Some records >>
-.-.-

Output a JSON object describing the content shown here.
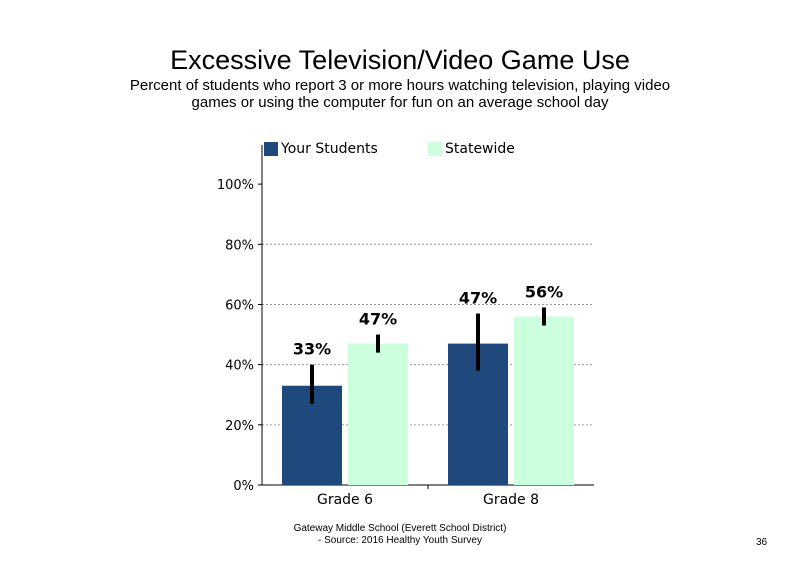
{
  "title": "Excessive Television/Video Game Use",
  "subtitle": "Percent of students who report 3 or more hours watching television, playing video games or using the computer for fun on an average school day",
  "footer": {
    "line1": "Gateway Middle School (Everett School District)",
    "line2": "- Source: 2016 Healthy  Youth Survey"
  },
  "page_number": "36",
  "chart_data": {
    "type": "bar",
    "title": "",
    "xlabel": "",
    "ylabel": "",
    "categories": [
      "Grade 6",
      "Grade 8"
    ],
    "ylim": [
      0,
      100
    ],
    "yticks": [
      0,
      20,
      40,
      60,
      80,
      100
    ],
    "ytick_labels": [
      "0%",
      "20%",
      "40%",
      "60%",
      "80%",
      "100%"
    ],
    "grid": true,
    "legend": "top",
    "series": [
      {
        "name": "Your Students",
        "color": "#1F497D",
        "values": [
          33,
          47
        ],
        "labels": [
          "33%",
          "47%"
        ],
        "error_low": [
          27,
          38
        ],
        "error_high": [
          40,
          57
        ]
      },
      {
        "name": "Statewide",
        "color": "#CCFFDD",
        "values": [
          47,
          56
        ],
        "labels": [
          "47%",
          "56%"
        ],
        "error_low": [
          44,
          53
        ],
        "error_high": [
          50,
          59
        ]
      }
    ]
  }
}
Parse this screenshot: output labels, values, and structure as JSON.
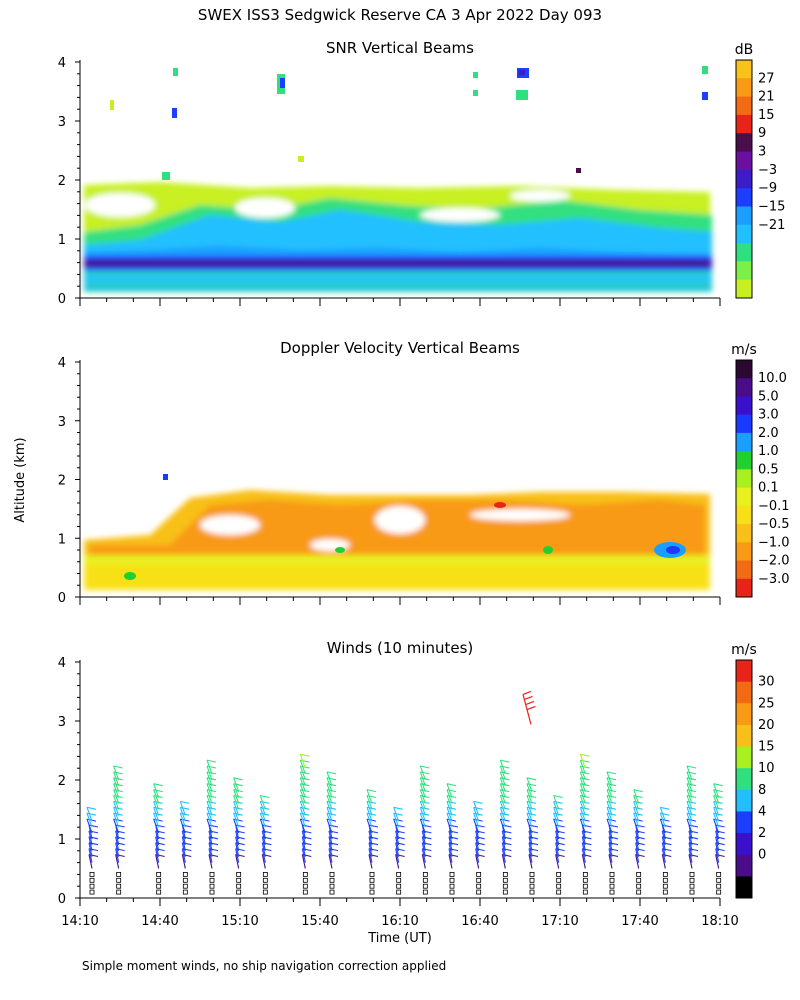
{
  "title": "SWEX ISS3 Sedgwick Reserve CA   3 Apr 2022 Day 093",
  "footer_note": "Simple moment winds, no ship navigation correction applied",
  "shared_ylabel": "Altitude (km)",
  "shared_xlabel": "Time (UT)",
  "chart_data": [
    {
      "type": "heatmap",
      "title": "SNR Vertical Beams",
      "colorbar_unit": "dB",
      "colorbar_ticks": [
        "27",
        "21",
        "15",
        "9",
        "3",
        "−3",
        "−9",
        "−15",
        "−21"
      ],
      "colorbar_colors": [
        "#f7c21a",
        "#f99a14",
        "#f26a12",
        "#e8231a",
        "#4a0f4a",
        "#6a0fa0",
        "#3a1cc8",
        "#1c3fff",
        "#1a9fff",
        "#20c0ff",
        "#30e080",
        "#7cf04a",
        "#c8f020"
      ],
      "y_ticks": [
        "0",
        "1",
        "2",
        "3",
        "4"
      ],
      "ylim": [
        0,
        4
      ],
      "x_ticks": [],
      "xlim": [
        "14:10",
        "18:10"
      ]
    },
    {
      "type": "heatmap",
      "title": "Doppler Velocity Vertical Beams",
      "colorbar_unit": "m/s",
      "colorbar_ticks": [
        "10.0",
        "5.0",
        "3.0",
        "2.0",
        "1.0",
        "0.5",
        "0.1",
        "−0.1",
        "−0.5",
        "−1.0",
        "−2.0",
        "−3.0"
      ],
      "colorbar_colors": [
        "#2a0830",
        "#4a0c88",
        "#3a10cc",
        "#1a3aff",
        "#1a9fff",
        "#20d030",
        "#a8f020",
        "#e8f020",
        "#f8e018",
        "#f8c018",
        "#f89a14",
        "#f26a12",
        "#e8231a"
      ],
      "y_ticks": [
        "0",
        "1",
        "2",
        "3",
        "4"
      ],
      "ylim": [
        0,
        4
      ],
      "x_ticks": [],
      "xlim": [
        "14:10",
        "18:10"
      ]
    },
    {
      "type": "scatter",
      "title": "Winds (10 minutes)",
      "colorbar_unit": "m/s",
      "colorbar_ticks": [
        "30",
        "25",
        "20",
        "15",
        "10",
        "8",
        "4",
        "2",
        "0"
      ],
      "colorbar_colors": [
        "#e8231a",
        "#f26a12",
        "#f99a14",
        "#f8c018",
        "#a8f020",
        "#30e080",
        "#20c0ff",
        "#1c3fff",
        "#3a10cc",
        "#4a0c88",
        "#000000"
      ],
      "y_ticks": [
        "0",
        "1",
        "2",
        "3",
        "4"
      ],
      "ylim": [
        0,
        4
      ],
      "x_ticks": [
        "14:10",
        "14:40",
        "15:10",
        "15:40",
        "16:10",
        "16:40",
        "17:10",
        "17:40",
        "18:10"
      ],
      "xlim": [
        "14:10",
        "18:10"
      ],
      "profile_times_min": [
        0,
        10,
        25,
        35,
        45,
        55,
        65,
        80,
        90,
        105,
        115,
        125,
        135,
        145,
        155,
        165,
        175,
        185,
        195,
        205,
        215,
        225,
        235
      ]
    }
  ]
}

-.-.-

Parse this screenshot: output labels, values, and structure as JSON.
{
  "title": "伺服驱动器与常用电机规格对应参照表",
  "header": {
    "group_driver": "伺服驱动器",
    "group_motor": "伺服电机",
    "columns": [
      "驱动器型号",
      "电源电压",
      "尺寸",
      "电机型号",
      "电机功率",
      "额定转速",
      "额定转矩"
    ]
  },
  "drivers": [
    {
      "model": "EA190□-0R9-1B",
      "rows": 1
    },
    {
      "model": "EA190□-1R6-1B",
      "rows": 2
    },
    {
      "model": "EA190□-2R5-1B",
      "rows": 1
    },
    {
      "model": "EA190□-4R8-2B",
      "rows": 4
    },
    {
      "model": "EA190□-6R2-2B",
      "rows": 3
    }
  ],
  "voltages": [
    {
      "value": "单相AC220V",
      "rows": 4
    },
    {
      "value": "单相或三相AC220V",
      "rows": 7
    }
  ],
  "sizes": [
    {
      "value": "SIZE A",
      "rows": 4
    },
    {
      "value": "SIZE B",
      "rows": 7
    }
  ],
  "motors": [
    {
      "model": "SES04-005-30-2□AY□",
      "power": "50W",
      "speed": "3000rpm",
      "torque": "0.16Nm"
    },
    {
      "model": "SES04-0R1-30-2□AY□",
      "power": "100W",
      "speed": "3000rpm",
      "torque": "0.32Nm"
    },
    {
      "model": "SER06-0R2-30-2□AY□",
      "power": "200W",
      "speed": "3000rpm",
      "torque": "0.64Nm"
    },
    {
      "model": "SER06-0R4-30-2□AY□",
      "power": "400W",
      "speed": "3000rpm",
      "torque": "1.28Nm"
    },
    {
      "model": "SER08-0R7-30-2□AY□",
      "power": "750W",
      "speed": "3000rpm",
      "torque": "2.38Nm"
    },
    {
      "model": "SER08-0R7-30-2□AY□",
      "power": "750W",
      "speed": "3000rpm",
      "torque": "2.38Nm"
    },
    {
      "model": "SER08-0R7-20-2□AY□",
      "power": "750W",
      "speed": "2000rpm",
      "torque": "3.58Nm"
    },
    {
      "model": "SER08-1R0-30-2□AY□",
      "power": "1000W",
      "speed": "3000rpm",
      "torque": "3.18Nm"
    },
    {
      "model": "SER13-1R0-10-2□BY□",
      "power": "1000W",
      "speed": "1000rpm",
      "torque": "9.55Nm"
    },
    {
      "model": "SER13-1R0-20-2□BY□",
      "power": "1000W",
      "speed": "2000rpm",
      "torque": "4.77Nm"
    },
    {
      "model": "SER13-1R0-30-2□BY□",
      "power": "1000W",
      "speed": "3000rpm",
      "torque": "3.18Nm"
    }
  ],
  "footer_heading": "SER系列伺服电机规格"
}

-.-.-

Exercise task >> Return each line in the records that holds the string "Vertical".

Answer for this exercise >>
      "title": "SNR Vertical Beams",
      "title": "Doppler Velocity Vertical Beams",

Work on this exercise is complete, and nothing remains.